**Work instructions:** Pictures within the data are to be left out; everything else must be reproduced exactly.

**Information shown:**
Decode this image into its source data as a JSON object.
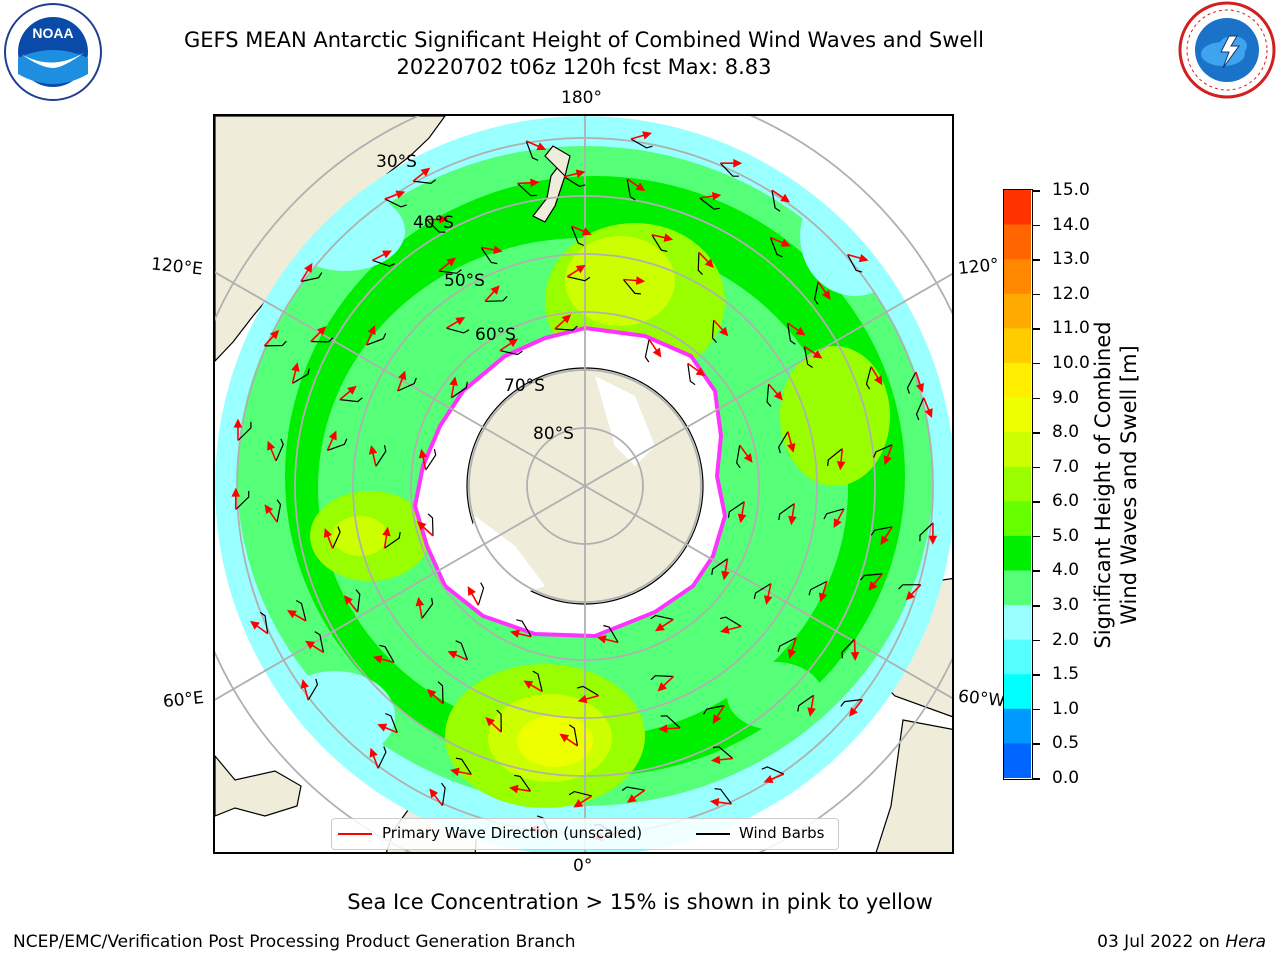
{
  "title": {
    "line1": "GEFS MEAN Antarctic Significant Height of Combined Wind Waves and Swell",
    "line2": "20220702 t06z 120h fcst   Max: 8.83"
  },
  "logos": {
    "left": "NOAA",
    "left_ring_text": "NATIONAL OCEANIC AND ATMOSPHERIC ADMINISTRATION · U.S. DEPARTMENT OF COMMERCE",
    "right_ring_text": "NATIONAL WEATHER SERVICE"
  },
  "map": {
    "lon_labels": {
      "top": "180°",
      "bottom": "0°",
      "left_upper": "120°E",
      "left_lower": "60°E",
      "right_upper": "120°",
      "right_lower": "60°W"
    },
    "lat_labels": [
      "30°S",
      "40°S",
      "50°S",
      "60°S",
      "70°S",
      "80°S"
    ]
  },
  "colorbar": {
    "label_line1": "Significant Height of Combined",
    "label_line2": "Wind Waves and Swell [m]",
    "ticks": [
      "15.0",
      "14.0",
      "13.0",
      "12.0",
      "11.0",
      "10.0",
      "9.0",
      "8.0",
      "7.0",
      "6.0",
      "5.0",
      "4.0",
      "3.0",
      "2.0",
      "1.5",
      "1.0",
      "0.5",
      "0.0"
    ],
    "colors": [
      "#ff0000",
      "#ff3300",
      "#ff6600",
      "#ff8800",
      "#ffaa00",
      "#ffcc00",
      "#ffee00",
      "#eeff00",
      "#ccff00",
      "#99ff00",
      "#66ff00",
      "#00ee00",
      "#55ff77",
      "#99ffff",
      "#55ffff",
      "#00ffff",
      "#0099ff",
      "#0066ff",
      "#0000ff"
    ]
  },
  "legend": {
    "wave_label": "Primary Wave Direction (unscaled)",
    "barb_label": "Wind Barbs",
    "wave_color": "#ff0000",
    "barb_color": "#000000"
  },
  "footer": {
    "note": "Sea Ice Concentration > 15% is shown in pink to yellow",
    "left": "NCEP/EMC/Verification Post Processing Product Generation Branch",
    "right_date": "03 Jul 2022 on ",
    "right_host": "Hera"
  }
}
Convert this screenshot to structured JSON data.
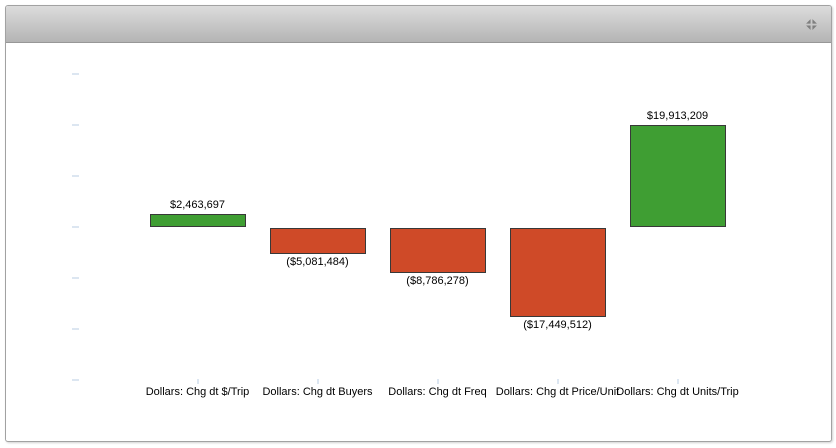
{
  "widget": {
    "header": {
      "title": "",
      "maximize_icon": "maximize-icon"
    }
  },
  "chart_data": {
    "type": "bar",
    "title": "",
    "xlabel": "",
    "ylabel": "",
    "categories": [
      "Dollars: Chg dt $/Trip",
      "Dollars: Chg dt Buyers",
      "Dollars: Chg dt Freq",
      "Dollars: Chg dt Price/Unit",
      "Dollars: Chg dt Units/Trip"
    ],
    "values": [
      2463697,
      -5081484,
      -8786278,
      -17449512,
      19913209
    ],
    "value_labels": [
      "$2,463,697",
      "($5,081,484)",
      "($8,786,278)",
      "($17,449,512)",
      "$19,913,209"
    ],
    "ylim": [
      -35000000,
      35000000
    ],
    "ytick_values": [
      30000000,
      20000000,
      10000000,
      0,
      -10000000,
      -20000000,
      -30000000
    ],
    "ytick_labels_visible": false,
    "grid": false,
    "legend": false,
    "positive_color": "#3f9e33",
    "negative_color": "#cf4a28",
    "bar_border_color": "#383838",
    "tick_color": "#dce6f1"
  }
}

**Reply to the task:**
Decode this image into its source data as a JSON object.
{
  "title": {
    "line1": "GEFS MEAN Antarctic Significant Height of Combined Wind Waves and Swell",
    "line2": "20220702 t06z 120h fcst   Max: 8.83"
  },
  "logos": {
    "left": "NOAA",
    "left_ring_text": "NATIONAL OCEANIC AND ATMOSPHERIC ADMINISTRATION · U.S. DEPARTMENT OF COMMERCE",
    "right_ring_text": "NATIONAL WEATHER SERVICE"
  },
  "map": {
    "lon_labels": {
      "top": "180°",
      "bottom": "0°",
      "left_upper": "120°E",
      "left_lower": "60°E",
      "right_upper": "120°",
      "right_lower": "60°W"
    },
    "lat_labels": [
      "30°S",
      "40°S",
      "50°S",
      "60°S",
      "70°S",
      "80°S"
    ]
  },
  "colorbar": {
    "label_line1": "Significant Height of Combined",
    "label_line2": "Wind Waves and Swell [m]",
    "ticks": [
      "15.0",
      "14.0",
      "13.0",
      "12.0",
      "11.0",
      "10.0",
      "9.0",
      "8.0",
      "7.0",
      "6.0",
      "5.0",
      "4.0",
      "3.0",
      "2.0",
      "1.5",
      "1.0",
      "0.5",
      "0.0"
    ],
    "colors": [
      "#ff0000",
      "#ff3300",
      "#ff6600",
      "#ff8800",
      "#ffaa00",
      "#ffcc00",
      "#ffee00",
      "#eeff00",
      "#ccff00",
      "#99ff00",
      "#66ff00",
      "#00ee00",
      "#55ff77",
      "#99ffff",
      "#55ffff",
      "#00ffff",
      "#0099ff",
      "#0066ff",
      "#0000ff"
    ]
  },
  "legend": {
    "wave_label": "Primary Wave Direction (unscaled)",
    "barb_label": "Wind Barbs",
    "wave_color": "#ff0000",
    "barb_color": "#000000"
  },
  "footer": {
    "note": "Sea Ice Concentration > 15% is shown in pink to yellow",
    "left": "NCEP/EMC/Verification Post Processing Product Generation Branch",
    "right_date": "03 Jul 2022 on ",
    "right_host": "Hera"
  }
}
Convert this screenshot to structured JSON data.
{
  "widget": {
    "header": {
      "title": "",
      "maximize_icon": "maximize-icon"
    }
  },
  "chart_data": {
    "type": "bar",
    "title": "",
    "xlabel": "",
    "ylabel": "",
    "categories": [
      "Dollars: Chg dt $/Trip",
      "Dollars: Chg dt Buyers",
      "Dollars: Chg dt Freq",
      "Dollars: Chg dt Price/Unit",
      "Dollars: Chg dt Units/Trip"
    ],
    "values": [
      2463697,
      -5081484,
      -8786278,
      -17449512,
      19913209
    ],
    "value_labels": [
      "$2,463,697",
      "($5,081,484)",
      "($8,786,278)",
      "($17,449,512)",
      "$19,913,209"
    ],
    "ylim": [
      -35000000,
      35000000
    ],
    "ytick_values": [
      30000000,
      20000000,
      10000000,
      0,
      -10000000,
      -20000000,
      -30000000
    ],
    "ytick_labels_visible": false,
    "grid": false,
    "legend": false,
    "positive_color": "#3f9e33",
    "negative_color": "#cf4a28",
    "bar_border_color": "#383838",
    "tick_color": "#dce6f1"
  }
}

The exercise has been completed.